> _Written instruction_
Return each line of the records with nothing changed, pictures excepted.

BEGIN Stored rows

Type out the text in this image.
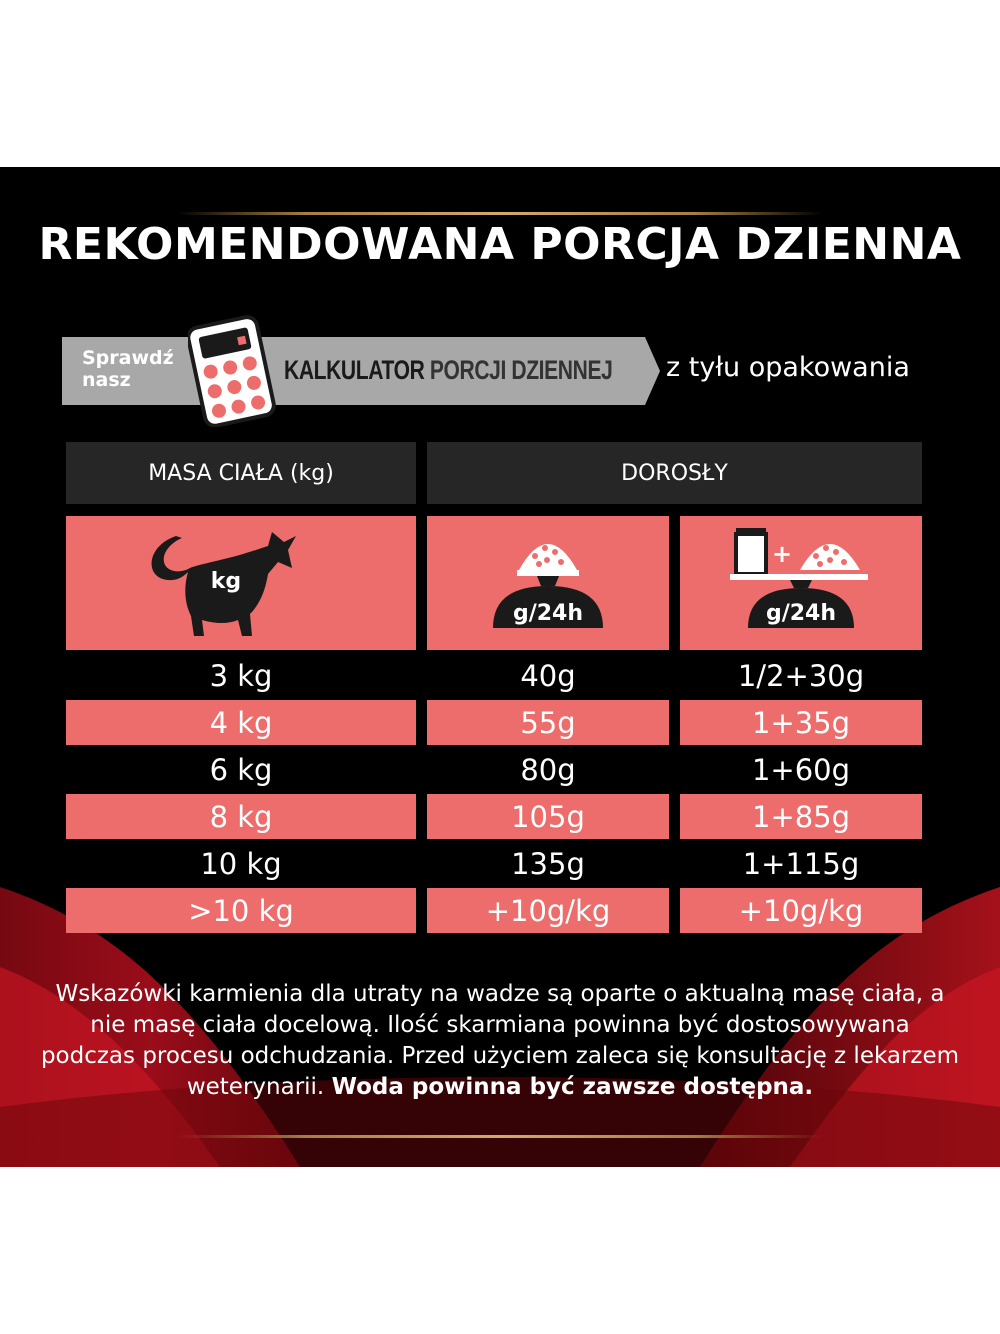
REKOMENDOWANA PORCJA DZIENNA
Sprawdź
nasz	KALKULATOR PORCJI DZIENNEJ z tyłu opakowania
MASA CIAŁA (kg)	DOROSŁY
kg
g/24h
+
g/24h
3 kg	40g	1/2+30g
4 kg	55g	1+35g
6 kg	80g	1+60g
8 kg	105g	1+85g
10 kg	135g	1+115g
>10 kg	+10g/kg	+10g/kg
Wskazówki karmienia dla utraty na wadze są oparte o aktualną masę ciała, a nie masę ciała docelową. Ilość skarmiana powinna być dostosowywana podczas procesu odchudzania. Przed użyciem zaleca się konsultację z lekarzem weterynarii. Woda powinna być zawsze dostępna.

END Stored rows

> _Answer for this exercise_
Type out the text in this image.
REKOMENDOWANA PORCJA DZIENNA
Sprawdź
nasz	KALKULATOR PORCJI DZIENNEJ z tyłu opakowania
MASA CIAŁA (kg)	DOROSŁY
kg
g/24h
+
g/24h
3 kg	40g	1/2+30g
4 kg	55g	1+35g
6 kg	80g	1+60g
8 kg	105g	1+85g
10 kg	135g	1+115g
>10 kg	+10g/kg	+10g/kg
Wskazówki karmienia dla utraty na wadze są oparte o aktualną masę ciała, a nie masę ciała docelową. Ilość skarmiana powinna być dostosowywana podczas procesu odchudzania. Przed użyciem zaleca się konsultację z lekarzem weterynarii. Woda powinna być zawsze dostępna.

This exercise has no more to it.